Print the listing below exactly.

/---

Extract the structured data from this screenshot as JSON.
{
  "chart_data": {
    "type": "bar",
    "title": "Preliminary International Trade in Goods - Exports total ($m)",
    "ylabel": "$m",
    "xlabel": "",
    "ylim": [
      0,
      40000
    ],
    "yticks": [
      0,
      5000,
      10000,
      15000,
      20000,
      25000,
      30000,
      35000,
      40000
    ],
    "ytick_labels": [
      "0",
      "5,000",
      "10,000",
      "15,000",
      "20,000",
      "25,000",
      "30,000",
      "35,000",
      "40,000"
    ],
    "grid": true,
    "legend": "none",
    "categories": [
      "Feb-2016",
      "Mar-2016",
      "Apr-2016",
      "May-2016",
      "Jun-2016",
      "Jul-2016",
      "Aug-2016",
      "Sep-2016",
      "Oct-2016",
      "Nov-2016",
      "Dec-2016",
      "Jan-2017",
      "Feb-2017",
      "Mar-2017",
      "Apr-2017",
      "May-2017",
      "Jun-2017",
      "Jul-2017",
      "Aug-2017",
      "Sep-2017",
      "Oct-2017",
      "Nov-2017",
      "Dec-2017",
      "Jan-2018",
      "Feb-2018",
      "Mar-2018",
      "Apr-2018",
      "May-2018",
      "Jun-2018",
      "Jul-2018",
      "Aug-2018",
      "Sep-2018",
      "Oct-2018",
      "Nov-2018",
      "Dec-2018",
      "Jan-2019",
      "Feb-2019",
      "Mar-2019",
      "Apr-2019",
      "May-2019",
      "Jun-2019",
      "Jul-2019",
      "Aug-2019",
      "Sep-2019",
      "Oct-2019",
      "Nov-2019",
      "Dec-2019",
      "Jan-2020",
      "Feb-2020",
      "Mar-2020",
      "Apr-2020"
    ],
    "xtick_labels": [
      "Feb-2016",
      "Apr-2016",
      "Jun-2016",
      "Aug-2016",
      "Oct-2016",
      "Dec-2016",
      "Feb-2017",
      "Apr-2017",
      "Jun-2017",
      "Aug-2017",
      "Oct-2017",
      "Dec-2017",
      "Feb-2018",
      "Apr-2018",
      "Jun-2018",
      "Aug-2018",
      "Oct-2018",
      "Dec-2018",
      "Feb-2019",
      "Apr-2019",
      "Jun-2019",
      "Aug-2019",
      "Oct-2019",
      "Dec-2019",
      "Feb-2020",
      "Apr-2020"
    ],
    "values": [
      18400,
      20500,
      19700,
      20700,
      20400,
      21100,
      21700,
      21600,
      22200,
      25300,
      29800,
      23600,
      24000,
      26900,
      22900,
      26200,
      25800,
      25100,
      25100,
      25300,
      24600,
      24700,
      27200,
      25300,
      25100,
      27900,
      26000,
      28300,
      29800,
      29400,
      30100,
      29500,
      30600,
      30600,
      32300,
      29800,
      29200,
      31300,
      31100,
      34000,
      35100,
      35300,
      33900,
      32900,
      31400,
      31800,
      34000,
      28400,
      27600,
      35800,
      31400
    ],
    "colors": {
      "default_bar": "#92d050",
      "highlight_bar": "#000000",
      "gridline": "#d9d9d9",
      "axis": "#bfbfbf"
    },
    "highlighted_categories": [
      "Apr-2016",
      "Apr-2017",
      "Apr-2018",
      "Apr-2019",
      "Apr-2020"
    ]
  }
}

\---

Answer for the task:
Extract the structured data from this screenshot as JSON.
{
  "chart_data": {
    "type": "bar",
    "title": "Preliminary International Trade in Goods - Exports total ($m)",
    "ylabel": "$m",
    "xlabel": "",
    "ylim": [
      0,
      40000
    ],
    "yticks": [
      0,
      5000,
      10000,
      15000,
      20000,
      25000,
      30000,
      35000,
      40000
    ],
    "ytick_labels": [
      "0",
      "5,000",
      "10,000",
      "15,000",
      "20,000",
      "25,000",
      "30,000",
      "35,000",
      "40,000"
    ],
    "grid": true,
    "legend": "none",
    "categories": [
      "Feb-2016",
      "Mar-2016",
      "Apr-2016",
      "May-2016",
      "Jun-2016",
      "Jul-2016",
      "Aug-2016",
      "Sep-2016",
      "Oct-2016",
      "Nov-2016",
      "Dec-2016",
      "Jan-2017",
      "Feb-2017",
      "Mar-2017",
      "Apr-2017",
      "May-2017",
      "Jun-2017",
      "Jul-2017",
      "Aug-2017",
      "Sep-2017",
      "Oct-2017",
      "Nov-2017",
      "Dec-2017",
      "Jan-2018",
      "Feb-2018",
      "Mar-2018",
      "Apr-2018",
      "May-2018",
      "Jun-2018",
      "Jul-2018",
      "Aug-2018",
      "Sep-2018",
      "Oct-2018",
      "Nov-2018",
      "Dec-2018",
      "Jan-2019",
      "Feb-2019",
      "Mar-2019",
      "Apr-2019",
      "May-2019",
      "Jun-2019",
      "Jul-2019",
      "Aug-2019",
      "Sep-2019",
      "Oct-2019",
      "Nov-2019",
      "Dec-2019",
      "Jan-2020",
      "Feb-2020",
      "Mar-2020",
      "Apr-2020"
    ],
    "xtick_labels": [
      "Feb-2016",
      "Apr-2016",
      "Jun-2016",
      "Aug-2016",
      "Oct-2016",
      "Dec-2016",
      "Feb-2017",
      "Apr-2017",
      "Jun-2017",
      "Aug-2017",
      "Oct-2017",
      "Dec-2017",
      "Feb-2018",
      "Apr-2018",
      "Jun-2018",
      "Aug-2018",
      "Oct-2018",
      "Dec-2018",
      "Feb-2019",
      "Apr-2019",
      "Jun-2019",
      "Aug-2019",
      "Oct-2019",
      "Dec-2019",
      "Feb-2020",
      "Apr-2020"
    ],
    "values": [
      18400,
      20500,
      19700,
      20700,
      20400,
      21100,
      21700,
      21600,
      22200,
      25300,
      29800,
      23600,
      24000,
      26900,
      22900,
      26200,
      25800,
      25100,
      25100,
      25300,
      24600,
      24700,
      27200,
      25300,
      25100,
      27900,
      26000,
      28300,
      29800,
      29400,
      30100,
      29500,
      30600,
      30600,
      32300,
      29800,
      29200,
      31300,
      31100,
      34000,
      35100,
      35300,
      33900,
      32900,
      31400,
      31800,
      34000,
      28400,
      27600,
      35800,
      31400
    ],
    "colors": {
      "default_bar": "#92d050",
      "highlight_bar": "#000000",
      "gridline": "#d9d9d9",
      "axis": "#bfbfbf"
    },
    "highlighted_categories": [
      "Apr-2016",
      "Apr-2017",
      "Apr-2018",
      "Apr-2019",
      "Apr-2020"
    ]
  }
}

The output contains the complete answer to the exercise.